Written problem: Tally how many lines of these entries hold the string "Hierauf". Return the number alone.

Data entries:
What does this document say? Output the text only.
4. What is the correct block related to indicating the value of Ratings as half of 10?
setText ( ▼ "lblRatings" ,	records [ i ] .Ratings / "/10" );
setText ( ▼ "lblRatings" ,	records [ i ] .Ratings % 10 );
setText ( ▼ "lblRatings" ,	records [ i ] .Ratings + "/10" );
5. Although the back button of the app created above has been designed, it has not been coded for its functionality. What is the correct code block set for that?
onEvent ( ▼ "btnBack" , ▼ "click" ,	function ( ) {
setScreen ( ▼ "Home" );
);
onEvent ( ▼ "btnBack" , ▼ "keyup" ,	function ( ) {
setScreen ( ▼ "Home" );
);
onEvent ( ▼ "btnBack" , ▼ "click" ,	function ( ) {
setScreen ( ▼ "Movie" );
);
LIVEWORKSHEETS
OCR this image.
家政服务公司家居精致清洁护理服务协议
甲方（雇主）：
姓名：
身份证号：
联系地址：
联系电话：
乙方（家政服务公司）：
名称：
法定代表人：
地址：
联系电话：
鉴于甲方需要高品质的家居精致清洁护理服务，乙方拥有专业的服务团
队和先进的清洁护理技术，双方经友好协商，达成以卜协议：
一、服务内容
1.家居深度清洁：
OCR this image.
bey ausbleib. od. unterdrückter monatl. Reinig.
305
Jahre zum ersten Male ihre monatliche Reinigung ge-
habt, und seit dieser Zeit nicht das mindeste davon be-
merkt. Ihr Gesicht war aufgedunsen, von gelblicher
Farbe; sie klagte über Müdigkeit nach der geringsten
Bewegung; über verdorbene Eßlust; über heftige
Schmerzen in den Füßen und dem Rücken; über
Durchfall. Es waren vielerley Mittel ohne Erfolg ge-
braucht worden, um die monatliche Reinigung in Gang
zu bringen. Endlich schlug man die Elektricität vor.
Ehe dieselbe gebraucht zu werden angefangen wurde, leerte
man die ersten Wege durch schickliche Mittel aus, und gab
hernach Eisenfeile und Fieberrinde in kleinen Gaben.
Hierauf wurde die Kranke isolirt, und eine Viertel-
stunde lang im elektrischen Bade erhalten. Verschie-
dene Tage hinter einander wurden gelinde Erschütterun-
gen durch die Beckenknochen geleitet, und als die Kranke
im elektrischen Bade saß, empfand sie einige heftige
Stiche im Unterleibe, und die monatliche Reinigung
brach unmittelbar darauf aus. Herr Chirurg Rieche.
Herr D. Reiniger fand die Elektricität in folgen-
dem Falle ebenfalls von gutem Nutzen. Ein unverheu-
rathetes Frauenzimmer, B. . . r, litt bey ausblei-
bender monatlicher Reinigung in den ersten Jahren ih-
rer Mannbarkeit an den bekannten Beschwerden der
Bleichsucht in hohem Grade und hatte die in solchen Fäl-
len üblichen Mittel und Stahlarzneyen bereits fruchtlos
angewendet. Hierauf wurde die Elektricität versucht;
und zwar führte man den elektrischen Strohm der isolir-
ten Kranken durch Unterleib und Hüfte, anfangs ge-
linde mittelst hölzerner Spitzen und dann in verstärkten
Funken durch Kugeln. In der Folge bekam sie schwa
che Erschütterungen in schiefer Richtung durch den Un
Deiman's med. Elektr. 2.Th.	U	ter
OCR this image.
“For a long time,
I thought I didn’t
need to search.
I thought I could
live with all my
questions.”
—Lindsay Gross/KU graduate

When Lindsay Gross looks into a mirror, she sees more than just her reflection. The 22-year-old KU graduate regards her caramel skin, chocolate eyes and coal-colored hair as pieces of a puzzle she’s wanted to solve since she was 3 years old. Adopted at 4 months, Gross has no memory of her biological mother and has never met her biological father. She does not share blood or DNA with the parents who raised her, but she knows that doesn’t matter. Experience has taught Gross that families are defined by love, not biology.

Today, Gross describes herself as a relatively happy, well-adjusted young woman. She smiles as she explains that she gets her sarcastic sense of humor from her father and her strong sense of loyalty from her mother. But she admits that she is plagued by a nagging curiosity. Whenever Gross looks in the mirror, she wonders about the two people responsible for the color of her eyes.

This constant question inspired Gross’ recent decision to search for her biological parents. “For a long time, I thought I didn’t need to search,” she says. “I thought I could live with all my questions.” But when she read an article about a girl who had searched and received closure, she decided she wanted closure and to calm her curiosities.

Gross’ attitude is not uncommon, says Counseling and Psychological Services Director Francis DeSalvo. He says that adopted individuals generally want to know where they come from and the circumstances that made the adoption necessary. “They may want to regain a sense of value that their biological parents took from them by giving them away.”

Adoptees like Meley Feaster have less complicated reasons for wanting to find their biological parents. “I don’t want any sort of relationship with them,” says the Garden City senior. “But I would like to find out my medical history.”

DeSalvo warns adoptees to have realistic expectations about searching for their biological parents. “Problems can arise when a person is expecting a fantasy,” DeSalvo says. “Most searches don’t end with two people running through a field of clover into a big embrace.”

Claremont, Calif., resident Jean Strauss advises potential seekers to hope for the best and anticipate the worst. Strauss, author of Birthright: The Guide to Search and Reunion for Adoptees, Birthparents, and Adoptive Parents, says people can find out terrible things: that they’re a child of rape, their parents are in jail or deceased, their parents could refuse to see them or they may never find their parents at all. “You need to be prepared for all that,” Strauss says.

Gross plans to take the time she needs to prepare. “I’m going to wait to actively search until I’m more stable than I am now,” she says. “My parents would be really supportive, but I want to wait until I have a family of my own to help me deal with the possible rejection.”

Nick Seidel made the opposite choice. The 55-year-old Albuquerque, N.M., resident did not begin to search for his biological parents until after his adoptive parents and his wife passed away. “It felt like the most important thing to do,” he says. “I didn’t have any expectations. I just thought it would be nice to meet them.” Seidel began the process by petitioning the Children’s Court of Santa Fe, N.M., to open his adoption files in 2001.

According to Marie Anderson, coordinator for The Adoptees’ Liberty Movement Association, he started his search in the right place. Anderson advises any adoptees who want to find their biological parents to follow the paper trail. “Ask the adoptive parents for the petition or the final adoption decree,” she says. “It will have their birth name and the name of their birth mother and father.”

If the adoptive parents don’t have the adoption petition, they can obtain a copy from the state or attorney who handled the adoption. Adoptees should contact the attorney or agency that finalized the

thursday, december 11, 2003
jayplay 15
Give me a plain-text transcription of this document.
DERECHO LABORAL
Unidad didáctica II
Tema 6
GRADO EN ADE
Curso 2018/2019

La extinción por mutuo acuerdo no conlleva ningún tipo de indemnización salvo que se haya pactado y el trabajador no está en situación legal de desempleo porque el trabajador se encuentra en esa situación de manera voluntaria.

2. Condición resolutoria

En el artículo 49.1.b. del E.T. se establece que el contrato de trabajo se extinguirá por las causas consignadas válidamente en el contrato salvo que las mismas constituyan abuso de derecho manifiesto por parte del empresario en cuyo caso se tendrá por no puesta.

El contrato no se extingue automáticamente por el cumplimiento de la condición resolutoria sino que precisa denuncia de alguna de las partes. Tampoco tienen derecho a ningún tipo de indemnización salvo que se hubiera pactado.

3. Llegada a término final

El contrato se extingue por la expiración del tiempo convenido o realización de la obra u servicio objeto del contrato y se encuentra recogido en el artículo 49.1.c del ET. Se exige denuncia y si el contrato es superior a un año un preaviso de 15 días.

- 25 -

Answer to the problem: 2